[Data provided start]

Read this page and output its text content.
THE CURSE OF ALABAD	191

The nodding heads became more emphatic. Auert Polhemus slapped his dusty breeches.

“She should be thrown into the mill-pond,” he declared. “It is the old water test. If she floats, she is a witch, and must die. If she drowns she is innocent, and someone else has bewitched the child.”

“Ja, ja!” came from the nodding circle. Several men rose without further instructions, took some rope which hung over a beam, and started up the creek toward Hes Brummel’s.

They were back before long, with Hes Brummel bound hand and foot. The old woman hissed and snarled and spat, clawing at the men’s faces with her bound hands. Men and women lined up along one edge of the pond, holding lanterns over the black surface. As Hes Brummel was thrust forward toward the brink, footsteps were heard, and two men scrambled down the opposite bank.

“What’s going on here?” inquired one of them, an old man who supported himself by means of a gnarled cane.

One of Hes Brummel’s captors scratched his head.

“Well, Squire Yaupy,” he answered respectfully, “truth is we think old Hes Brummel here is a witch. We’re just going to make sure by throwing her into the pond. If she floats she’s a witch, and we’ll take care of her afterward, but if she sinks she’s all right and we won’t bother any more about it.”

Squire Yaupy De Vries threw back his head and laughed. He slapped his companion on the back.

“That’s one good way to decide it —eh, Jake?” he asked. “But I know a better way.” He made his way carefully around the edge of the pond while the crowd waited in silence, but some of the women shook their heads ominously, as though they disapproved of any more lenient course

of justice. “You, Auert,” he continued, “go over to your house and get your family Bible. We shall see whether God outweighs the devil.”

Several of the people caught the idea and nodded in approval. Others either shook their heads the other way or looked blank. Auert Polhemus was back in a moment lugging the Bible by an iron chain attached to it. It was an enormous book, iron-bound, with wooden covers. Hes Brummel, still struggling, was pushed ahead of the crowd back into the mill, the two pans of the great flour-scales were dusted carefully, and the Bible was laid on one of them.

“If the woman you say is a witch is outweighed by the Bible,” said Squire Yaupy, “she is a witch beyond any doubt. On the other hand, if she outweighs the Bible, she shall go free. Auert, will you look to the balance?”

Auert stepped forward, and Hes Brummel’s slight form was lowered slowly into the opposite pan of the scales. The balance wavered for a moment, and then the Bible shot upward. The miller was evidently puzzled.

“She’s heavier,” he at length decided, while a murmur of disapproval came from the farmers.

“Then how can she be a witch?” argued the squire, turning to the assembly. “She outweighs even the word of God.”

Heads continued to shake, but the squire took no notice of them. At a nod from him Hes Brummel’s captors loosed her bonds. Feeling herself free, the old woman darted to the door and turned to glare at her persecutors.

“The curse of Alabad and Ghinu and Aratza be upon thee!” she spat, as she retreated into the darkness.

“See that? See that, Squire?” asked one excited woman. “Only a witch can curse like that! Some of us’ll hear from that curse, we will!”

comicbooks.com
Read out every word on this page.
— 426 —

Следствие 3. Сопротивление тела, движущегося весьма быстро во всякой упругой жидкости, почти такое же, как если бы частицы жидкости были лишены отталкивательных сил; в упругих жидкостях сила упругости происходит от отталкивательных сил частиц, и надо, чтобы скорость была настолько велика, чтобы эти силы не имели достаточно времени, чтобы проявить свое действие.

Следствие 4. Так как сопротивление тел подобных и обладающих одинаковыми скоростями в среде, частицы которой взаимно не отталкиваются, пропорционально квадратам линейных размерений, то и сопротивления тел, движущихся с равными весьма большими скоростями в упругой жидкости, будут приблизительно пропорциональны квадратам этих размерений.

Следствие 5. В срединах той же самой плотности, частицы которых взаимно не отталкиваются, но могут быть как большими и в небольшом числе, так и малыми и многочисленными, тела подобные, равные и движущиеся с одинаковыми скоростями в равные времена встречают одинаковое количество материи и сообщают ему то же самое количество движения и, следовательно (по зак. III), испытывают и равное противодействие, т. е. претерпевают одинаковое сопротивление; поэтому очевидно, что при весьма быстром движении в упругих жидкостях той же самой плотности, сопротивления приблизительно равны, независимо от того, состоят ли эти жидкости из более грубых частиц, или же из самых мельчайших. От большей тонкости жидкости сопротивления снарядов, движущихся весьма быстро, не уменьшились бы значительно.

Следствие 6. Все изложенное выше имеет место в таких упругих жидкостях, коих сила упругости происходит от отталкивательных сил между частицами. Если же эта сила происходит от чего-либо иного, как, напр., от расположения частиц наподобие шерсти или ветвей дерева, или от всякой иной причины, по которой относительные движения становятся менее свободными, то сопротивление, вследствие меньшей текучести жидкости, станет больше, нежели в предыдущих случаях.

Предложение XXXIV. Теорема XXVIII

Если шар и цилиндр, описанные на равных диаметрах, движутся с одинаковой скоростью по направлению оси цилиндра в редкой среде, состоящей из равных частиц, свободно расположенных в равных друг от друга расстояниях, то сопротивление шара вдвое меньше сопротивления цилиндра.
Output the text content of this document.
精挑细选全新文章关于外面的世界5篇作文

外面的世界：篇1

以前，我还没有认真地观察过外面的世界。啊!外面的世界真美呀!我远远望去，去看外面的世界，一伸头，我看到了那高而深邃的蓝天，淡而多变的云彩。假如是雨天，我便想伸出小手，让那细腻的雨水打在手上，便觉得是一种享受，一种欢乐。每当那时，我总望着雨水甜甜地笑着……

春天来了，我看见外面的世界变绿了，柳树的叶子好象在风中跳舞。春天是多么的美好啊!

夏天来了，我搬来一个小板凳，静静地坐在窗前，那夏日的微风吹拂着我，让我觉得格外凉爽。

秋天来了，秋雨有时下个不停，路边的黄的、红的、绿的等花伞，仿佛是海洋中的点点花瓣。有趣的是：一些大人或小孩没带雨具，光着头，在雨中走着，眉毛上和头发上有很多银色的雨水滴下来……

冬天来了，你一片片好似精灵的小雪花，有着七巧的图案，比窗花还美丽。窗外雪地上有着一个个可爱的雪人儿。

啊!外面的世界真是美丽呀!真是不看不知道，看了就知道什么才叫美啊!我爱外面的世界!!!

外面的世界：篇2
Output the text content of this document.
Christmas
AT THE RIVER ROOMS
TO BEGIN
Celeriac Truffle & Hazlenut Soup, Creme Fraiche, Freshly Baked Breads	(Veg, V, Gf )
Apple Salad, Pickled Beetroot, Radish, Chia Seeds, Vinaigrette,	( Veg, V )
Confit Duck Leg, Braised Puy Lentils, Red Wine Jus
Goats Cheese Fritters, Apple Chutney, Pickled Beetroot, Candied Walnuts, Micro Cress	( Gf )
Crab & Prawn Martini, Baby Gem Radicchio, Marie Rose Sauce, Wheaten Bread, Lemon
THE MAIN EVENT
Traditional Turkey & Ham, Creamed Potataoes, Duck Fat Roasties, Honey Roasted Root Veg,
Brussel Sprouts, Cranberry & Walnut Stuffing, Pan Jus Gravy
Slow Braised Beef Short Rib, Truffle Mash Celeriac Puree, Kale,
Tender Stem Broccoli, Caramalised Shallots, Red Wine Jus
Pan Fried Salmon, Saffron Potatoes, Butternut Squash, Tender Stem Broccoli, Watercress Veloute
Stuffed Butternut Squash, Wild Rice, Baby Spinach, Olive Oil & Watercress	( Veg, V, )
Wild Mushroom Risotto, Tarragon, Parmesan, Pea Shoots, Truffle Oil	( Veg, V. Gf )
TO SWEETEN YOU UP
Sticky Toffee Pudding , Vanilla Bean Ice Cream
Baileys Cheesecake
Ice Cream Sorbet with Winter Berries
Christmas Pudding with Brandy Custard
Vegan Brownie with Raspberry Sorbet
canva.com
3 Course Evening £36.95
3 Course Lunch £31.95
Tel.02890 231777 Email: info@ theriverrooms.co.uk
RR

[Data provided end]

▸ Given problem
Write the data out again in full and exactly.

▸ Written response
Read this page and output its text content.
THE CURSE OF ALABAD	191

The nodding heads became more emphatic. Auert Polhemus slapped his dusty breeches.

“She should be thrown into the mill-pond,” he declared. “It is the old water test. If she floats, she is a witch, and must die. If she drowns she is innocent, and someone else has bewitched the child.”

“Ja, ja!” came from the nodding circle. Several men rose without further instructions, took some rope which hung over a beam, and started up the creek toward Hes Brummel’s.

They were back before long, with Hes Brummel bound hand and foot. The old woman hissed and snarled and spat, clawing at the men’s faces with her bound hands. Men and women lined up along one edge of the pond, holding lanterns over the black surface. As Hes Brummel was thrust forward toward the brink, footsteps were heard, and two men scrambled down the opposite bank.

“What’s going on here?” inquired one of them, an old man who supported himself by means of a gnarled cane.

One of Hes Brummel’s captors scratched his head.

“Well, Squire Yaupy,” he answered respectfully, “truth is we think old Hes Brummel here is a witch. We’re just going to make sure by throwing her into the pond. If she floats she’s a witch, and we’ll take care of her afterward, but if she sinks she’s all right and we won’t bother any more about it.”

Squire Yaupy De Vries threw back his head and laughed. He slapped his companion on the back.

“That’s one good way to decide it —eh, Jake?” he asked. “But I know a better way.” He made his way carefully around the edge of the pond while the crowd waited in silence, but some of the women shook their heads ominously, as though they disapproved of any more lenient course

of justice. “You, Auert,” he continued, “go over to your house and get your family Bible. We shall see whether God outweighs the devil.”

Several of the people caught the idea and nodded in approval. Others either shook their heads the other way or looked blank. Auert Polhemus was back in a moment lugging the Bible by an iron chain attached to it. It was an enormous book, iron-bound, with wooden covers. Hes Brummel, still struggling, was pushed ahead of the crowd back into the mill, the two pans of the great flour-scales were dusted carefully, and the Bible was laid on one of them.

“If the woman you say is a witch is outweighed by the Bible,” said Squire Yaupy, “she is a witch beyond any doubt. On the other hand, if she outweighs the Bible, she shall go free. Auert, will you look to the balance?”

Auert stepped forward, and Hes Brummel’s slight form was lowered slowly into the opposite pan of the scales. The balance wavered for a moment, and then the Bible shot upward. The miller was evidently puzzled.

“She’s heavier,” he at length decided, while a murmur of disapproval came from the farmers.

“Then how can she be a witch?” argued the squire, turning to the assembly. “She outweighs even the word of God.”

Heads continued to shake, but the squire took no notice of them. At a nod from him Hes Brummel’s captors loosed her bonds. Feeling herself free, the old woman darted to the door and turned to glare at her persecutors.

“The curse of Alabad and Ghinu and Aratza be upon thee!” she spat, as she retreated into the darkness.

“See that? See that, Squire?” asked one excited woman. “Only a witch can curse like that! Some of us’ll hear from that curse, we will!”

comicbooks.com
Read out every word on this page.
— 426 —

Следствие 3. Сопротивление тела, движущегося весьма быстро во всякой упругой жидкости, почти такое же, как если бы частицы жидкости были лишены отталкивательных сил; в упругих жидкостях сила упругости происходит от отталкивательных сил частиц, и надо, чтобы скорость была настолько велика, чтобы эти силы не имели достаточно времени, чтобы проявить свое действие.

Следствие 4. Так как сопротивление тел подобных и обладающих одинаковыми скоростями в среде, частицы которой взаимно не отталкиваются, пропорционально квадратам линейных размерений, то и сопротивления тел, движущихся с равными весьма большими скоростями в упругой жидкости, будут приблизительно пропорциональны квадратам этих размерений.

Следствие 5. В срединах той же самой плотности, частицы которых взаимно не отталкиваются, но могут быть как большими и в небольшом числе, так и малыми и многочисленными, тела подобные, равные и движущиеся с одинаковыми скоростями в равные времена встречают одинаковое количество материи и сообщают ему то же самое количество движения и, следовательно (по зак. III), испытывают и равное противодействие, т. е. претерпевают одинаковое сопротивление; поэтому очевидно, что при весьма быстром движении в упругих жидкостях той же самой плотности, сопротивления приблизительно равны, независимо от того, состоят ли эти жидкости из более грубых частиц, или же из самых мельчайших. От большей тонкости жидкости сопротивления снарядов, движущихся весьма быстро, не уменьшились бы значительно.

Следствие 6. Все изложенное выше имеет место в таких упругих жидкостях, коих сила упругости происходит от отталкивательных сил между частицами. Если же эта сила происходит от чего-либо иного, как, напр., от расположения частиц наподобие шерсти или ветвей дерева, или от всякой иной причины, по которой относительные движения становятся менее свободными, то сопротивление, вследствие меньшей текучести жидкости, станет больше, нежели в предыдущих случаях.

Предложение XXXIV. Теорема XXVIII

Если шар и цилиндр, описанные на равных диаметрах, движутся с одинаковой скоростью по направлению оси цилиндра в редкой среде, состоящей из равных частиц, свободно расположенных в равных друг от друга расстояниях, то сопротивление шара вдвое меньше сопротивления цилиндра.
Output the text content of this document.
精挑细选全新文章关于外面的世界5篇作文

外面的世界：篇1

以前，我还没有认真地观察过外面的世界。啊!外面的世界真美呀!我远远望去，去看外面的世界，一伸头，我看到了那高而深邃的蓝天，淡而多变的云彩。假如是雨天，我便想伸出小手，让那细腻的雨水打在手上，便觉得是一种享受，一种欢乐。每当那时，我总望着雨水甜甜地笑着……

春天来了，我看见外面的世界变绿了，柳树的叶子好象在风中跳舞。春天是多么的美好啊!

夏天来了，我搬来一个小板凳，静静地坐在窗前，那夏日的微风吹拂着我，让我觉得格外凉爽。

秋天来了，秋雨有时下个不停，路边的黄的、红的、绿的等花伞，仿佛是海洋中的点点花瓣。有趣的是：一些大人或小孩没带雨具，光着头，在雨中走着，眉毛上和头发上有很多银色的雨水滴下来……

冬天来了，你一片片好似精灵的小雪花，有着七巧的图案，比窗花还美丽。窗外雪地上有着一个个可爱的雪人儿。

啊!外面的世界真是美丽呀!真是不看不知道，看了就知道什么才叫美啊!我爱外面的世界!!!

外面的世界：篇2
Output the text content of this document.
Christmas
AT THE RIVER ROOMS
TO BEGIN
Celeriac Truffle & Hazlenut Soup, Creme Fraiche, Freshly Baked Breads	(Veg, V, Gf )
Apple Salad, Pickled Beetroot, Radish, Chia Seeds, Vinaigrette,	( Veg, V )
Confit Duck Leg, Braised Puy Lentils, Red Wine Jus
Goats Cheese Fritters, Apple Chutney, Pickled Beetroot, Candied Walnuts, Micro Cress	( Gf )
Crab & Prawn Martini, Baby Gem Radicchio, Marie Rose Sauce, Wheaten Bread, Lemon
THE MAIN EVENT
Traditional Turkey & Ham, Creamed Potataoes, Duck Fat Roasties, Honey Roasted Root Veg,
Brussel Sprouts, Cranberry & Walnut Stuffing, Pan Jus Gravy
Slow Braised Beef Short Rib, Truffle Mash Celeriac Puree, Kale,
Tender Stem Broccoli, Caramalised Shallots, Red Wine Jus
Pan Fried Salmon, Saffron Potatoes, Butternut Squash, Tender Stem Broccoli, Watercress Veloute
Stuffed Butternut Squash, Wild Rice, Baby Spinach, Olive Oil & Watercress	( Veg, V, )
Wild Mushroom Risotto, Tarragon, Parmesan, Pea Shoots, Truffle Oil	( Veg, V. Gf )
TO SWEETEN YOU UP
Sticky Toffee Pudding , Vanilla Bean Ice Cream
Baileys Cheesecake
Ice Cream Sorbet with Winter Berries
Christmas Pudding with Brandy Custard
Vegan Brownie with Raspberry Sorbet
canva.com
3 Course Evening £36.95
3 Course Lunch £31.95
Tel.02890 231777 Email: info@ theriverrooms.co.uk
RR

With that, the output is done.